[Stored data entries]
BEGIN

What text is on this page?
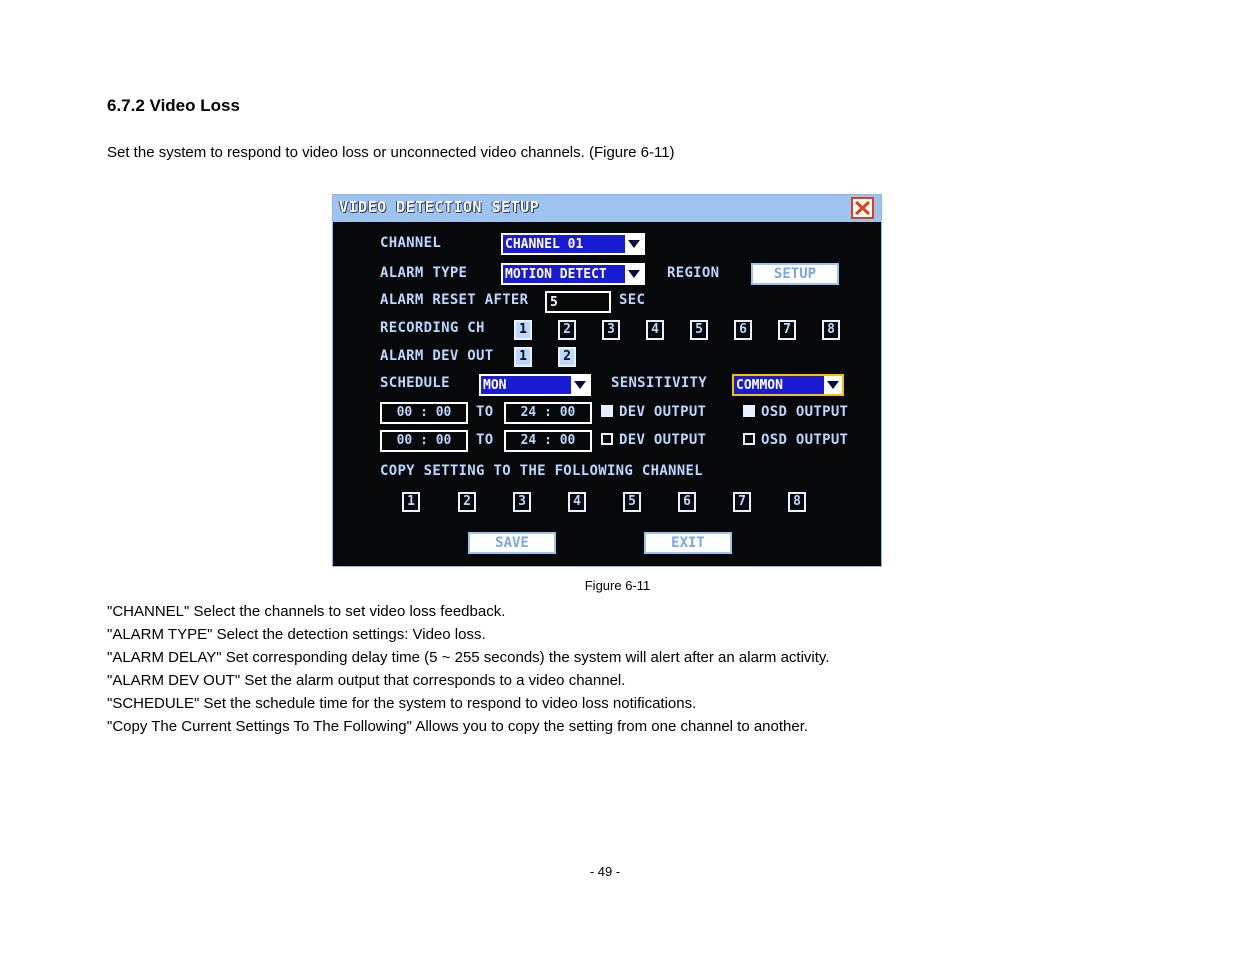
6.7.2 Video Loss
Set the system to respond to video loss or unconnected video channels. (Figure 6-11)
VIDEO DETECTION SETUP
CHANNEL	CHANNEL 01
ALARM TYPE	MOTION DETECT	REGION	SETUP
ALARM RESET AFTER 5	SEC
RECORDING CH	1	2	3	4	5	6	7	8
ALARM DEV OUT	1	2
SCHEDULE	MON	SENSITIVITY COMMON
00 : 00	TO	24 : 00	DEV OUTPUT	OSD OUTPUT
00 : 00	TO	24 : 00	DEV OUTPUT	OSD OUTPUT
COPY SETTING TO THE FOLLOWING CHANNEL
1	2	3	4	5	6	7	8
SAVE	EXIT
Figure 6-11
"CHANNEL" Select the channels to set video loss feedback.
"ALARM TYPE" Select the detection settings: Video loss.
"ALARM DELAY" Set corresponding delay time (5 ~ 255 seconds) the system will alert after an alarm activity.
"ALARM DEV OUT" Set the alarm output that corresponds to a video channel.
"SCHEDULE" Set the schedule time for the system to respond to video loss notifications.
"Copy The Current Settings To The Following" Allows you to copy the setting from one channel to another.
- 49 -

END

■ SET TASK
Your task is to set down the records shown above exactly, minus any pictures.

■ FULL SOLUTION
What text is on this page?
6.7.2 Video Loss
Set the system to respond to video loss or unconnected video channels. (Figure 6-11)
VIDEO DETECTION SETUP
CHANNEL	CHANNEL 01
ALARM TYPE	MOTION DETECT	REGION	SETUP
ALARM RESET AFTER 5	SEC
RECORDING CH	1	2	3	4	5	6	7	8
ALARM DEV OUT	1	2
SCHEDULE	MON	SENSITIVITY COMMON
00 : 00	TO	24 : 00	DEV OUTPUT	OSD OUTPUT
00 : 00	TO	24 : 00	DEV OUTPUT	OSD OUTPUT
COPY SETTING TO THE FOLLOWING CHANNEL
1	2	3	4	5	6	7	8
SAVE	EXIT
Figure 6-11
"CHANNEL" Select the channels to set video loss feedback.
"ALARM TYPE" Select the detection settings: Video loss.
"ALARM DELAY" Set corresponding delay time (5 ~ 255 seconds) the system will alert after an alarm activity.
"ALARM DEV OUT" Set the alarm output that corresponds to a video channel.
"SCHEDULE" Set the schedule time for the system to respond to video loss notifications.
"Copy The Current Settings To The Following" Allows you to copy the setting from one channel to another.
- 49 -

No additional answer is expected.